YOUR INSTRUCTIONS
Of the lines in these entries, how many contain the string "name"? Give the number and nothing else.
-----
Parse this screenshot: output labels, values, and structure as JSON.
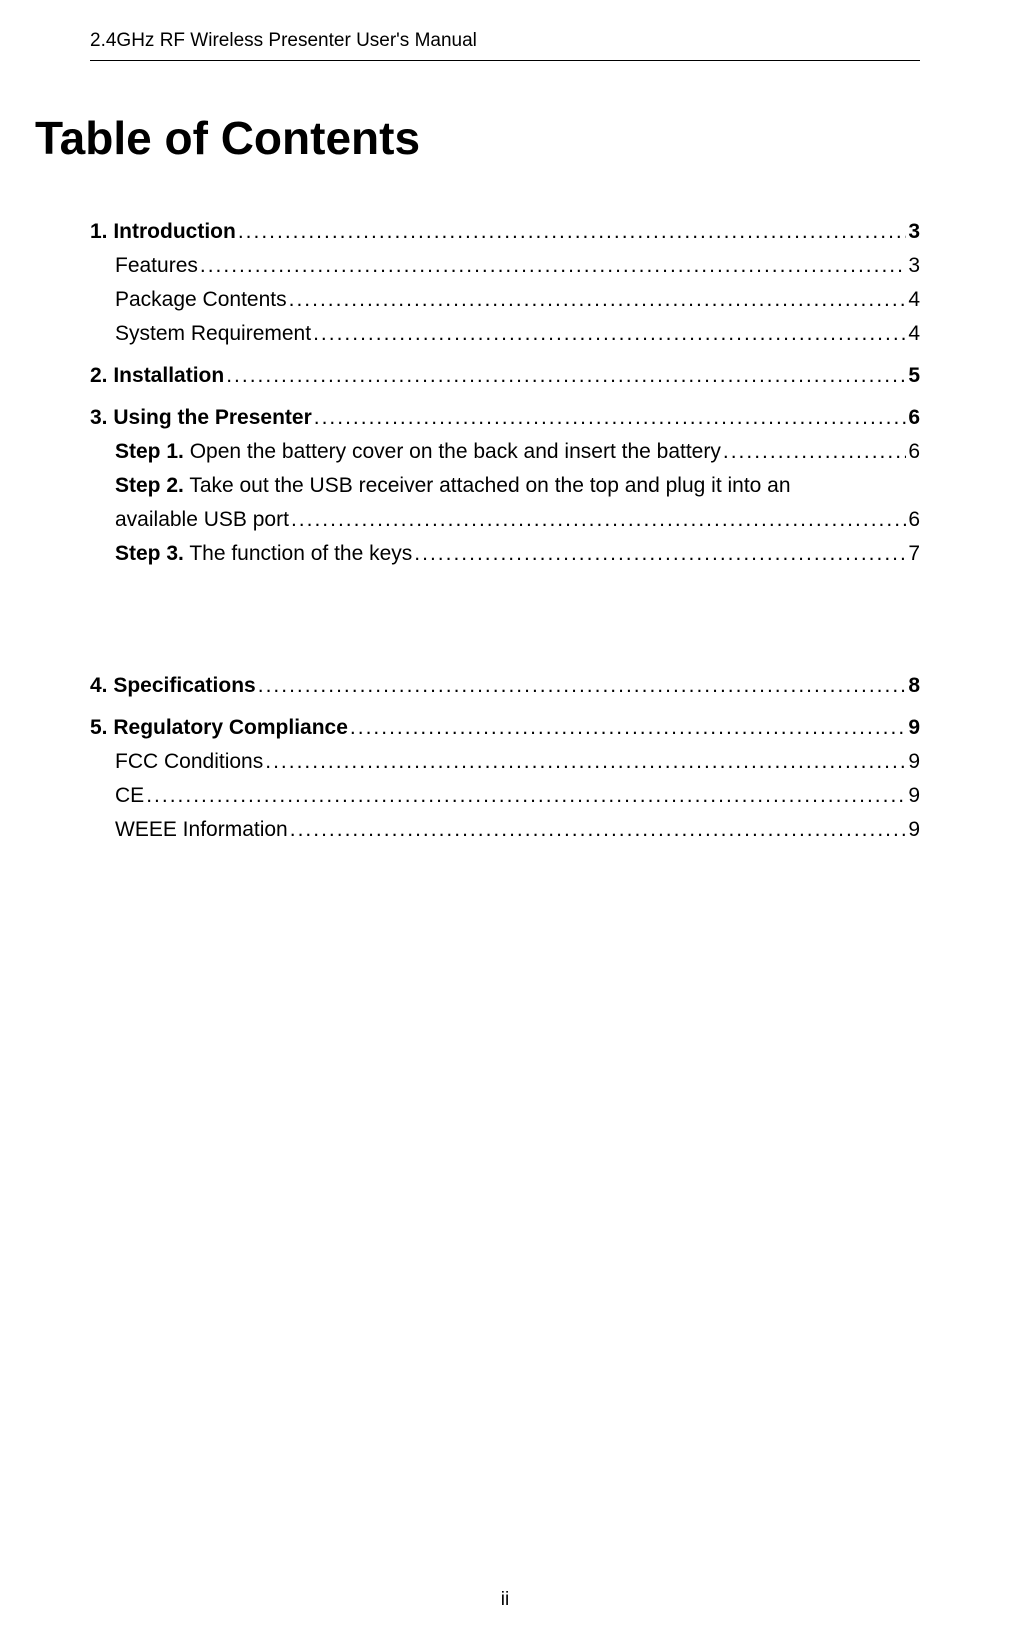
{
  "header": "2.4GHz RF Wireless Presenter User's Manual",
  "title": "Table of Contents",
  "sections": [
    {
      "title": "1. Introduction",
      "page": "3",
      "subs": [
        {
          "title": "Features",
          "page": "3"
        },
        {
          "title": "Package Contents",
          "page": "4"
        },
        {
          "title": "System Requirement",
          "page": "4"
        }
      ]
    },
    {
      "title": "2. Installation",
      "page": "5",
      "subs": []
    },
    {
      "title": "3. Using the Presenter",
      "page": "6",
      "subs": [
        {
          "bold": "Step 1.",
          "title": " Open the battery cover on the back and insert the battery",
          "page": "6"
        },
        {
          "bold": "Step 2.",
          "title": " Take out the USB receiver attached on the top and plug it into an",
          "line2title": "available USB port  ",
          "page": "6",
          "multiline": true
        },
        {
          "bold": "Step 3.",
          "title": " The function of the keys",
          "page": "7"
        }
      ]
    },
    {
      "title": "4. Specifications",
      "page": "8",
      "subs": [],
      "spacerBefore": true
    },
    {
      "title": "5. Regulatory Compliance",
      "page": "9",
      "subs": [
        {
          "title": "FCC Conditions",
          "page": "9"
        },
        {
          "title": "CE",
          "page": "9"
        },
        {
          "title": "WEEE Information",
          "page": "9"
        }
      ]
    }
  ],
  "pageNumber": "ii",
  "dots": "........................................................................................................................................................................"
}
-----
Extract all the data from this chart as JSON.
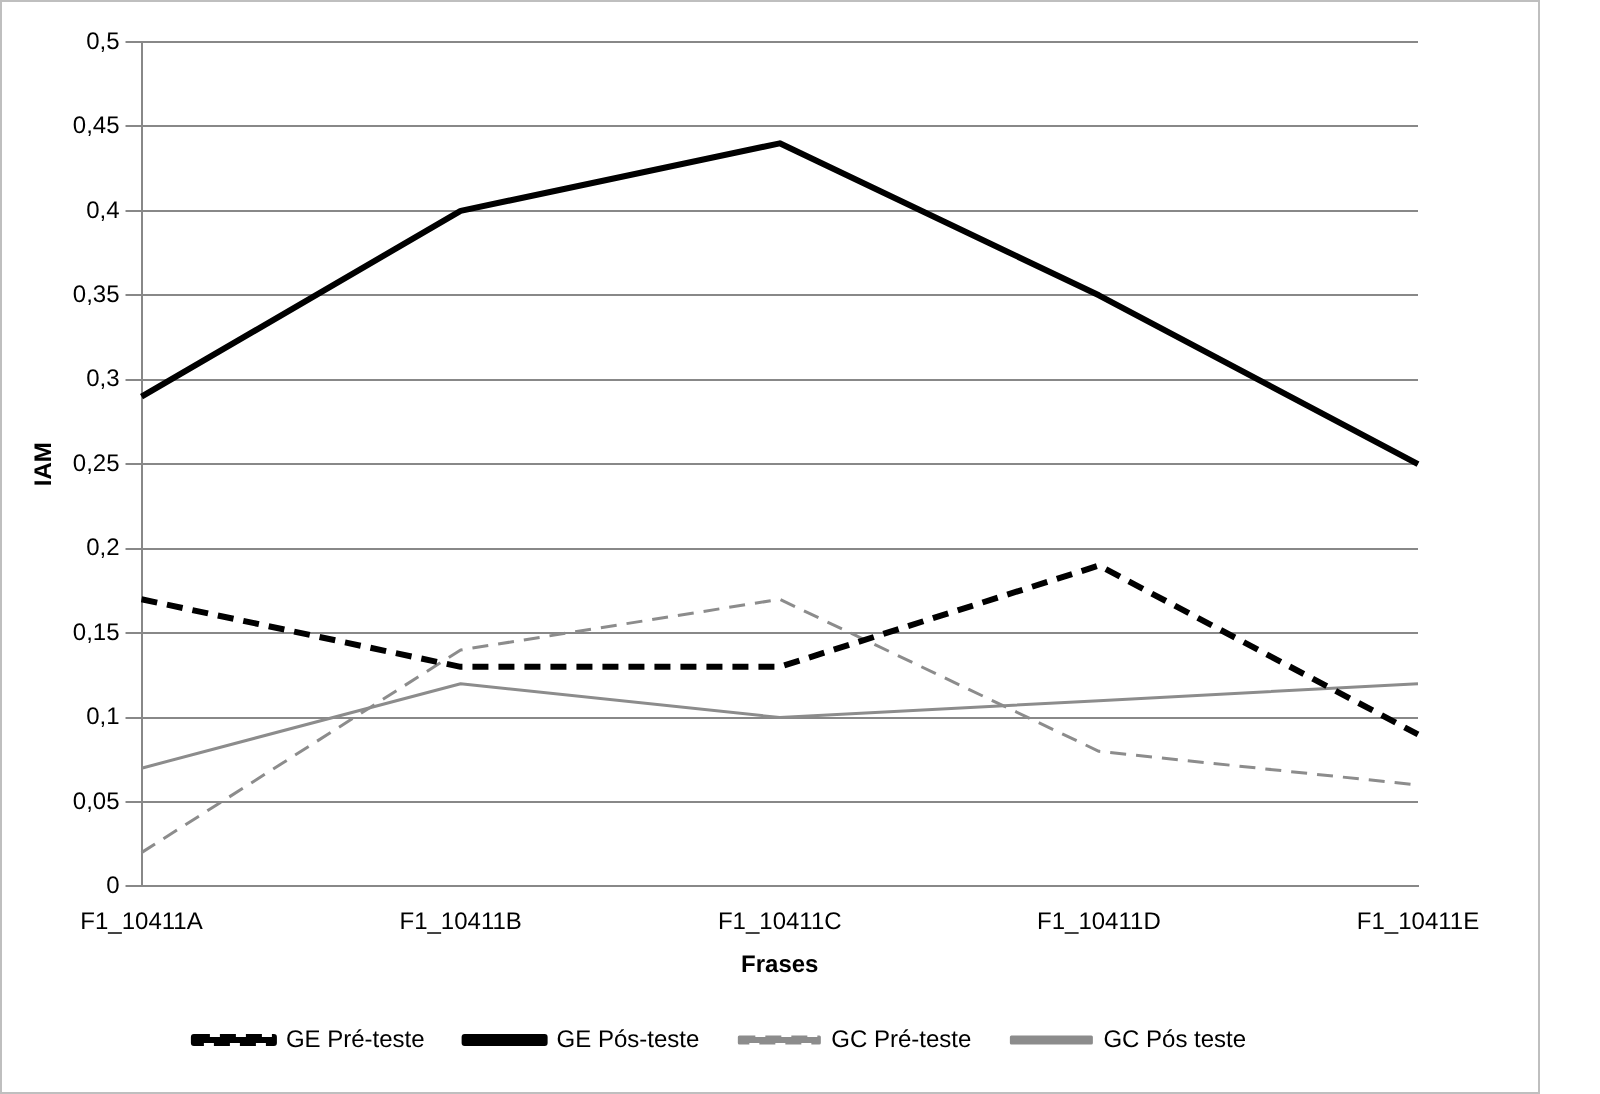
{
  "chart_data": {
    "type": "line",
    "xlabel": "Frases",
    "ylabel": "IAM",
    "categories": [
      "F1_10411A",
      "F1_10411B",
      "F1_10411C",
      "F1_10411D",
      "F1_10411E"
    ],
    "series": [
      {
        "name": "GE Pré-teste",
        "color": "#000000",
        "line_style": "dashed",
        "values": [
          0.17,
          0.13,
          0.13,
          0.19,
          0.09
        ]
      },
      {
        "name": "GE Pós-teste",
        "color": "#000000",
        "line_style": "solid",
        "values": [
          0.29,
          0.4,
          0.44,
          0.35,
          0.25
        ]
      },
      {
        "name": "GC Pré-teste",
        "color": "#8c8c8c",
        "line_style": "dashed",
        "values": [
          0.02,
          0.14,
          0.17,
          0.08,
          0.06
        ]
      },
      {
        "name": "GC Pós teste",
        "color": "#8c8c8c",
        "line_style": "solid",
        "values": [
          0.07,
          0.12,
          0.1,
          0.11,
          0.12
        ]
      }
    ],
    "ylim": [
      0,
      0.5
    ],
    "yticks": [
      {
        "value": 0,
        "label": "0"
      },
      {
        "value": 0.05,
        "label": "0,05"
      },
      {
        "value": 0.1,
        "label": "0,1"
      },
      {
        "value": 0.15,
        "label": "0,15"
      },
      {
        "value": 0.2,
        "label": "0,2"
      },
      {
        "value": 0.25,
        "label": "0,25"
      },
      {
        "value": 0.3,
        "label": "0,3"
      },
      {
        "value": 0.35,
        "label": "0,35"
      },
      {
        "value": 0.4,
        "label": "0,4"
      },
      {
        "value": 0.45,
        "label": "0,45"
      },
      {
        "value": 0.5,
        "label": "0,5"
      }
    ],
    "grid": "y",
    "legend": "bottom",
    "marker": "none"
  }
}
-----
IN RESPONSE
4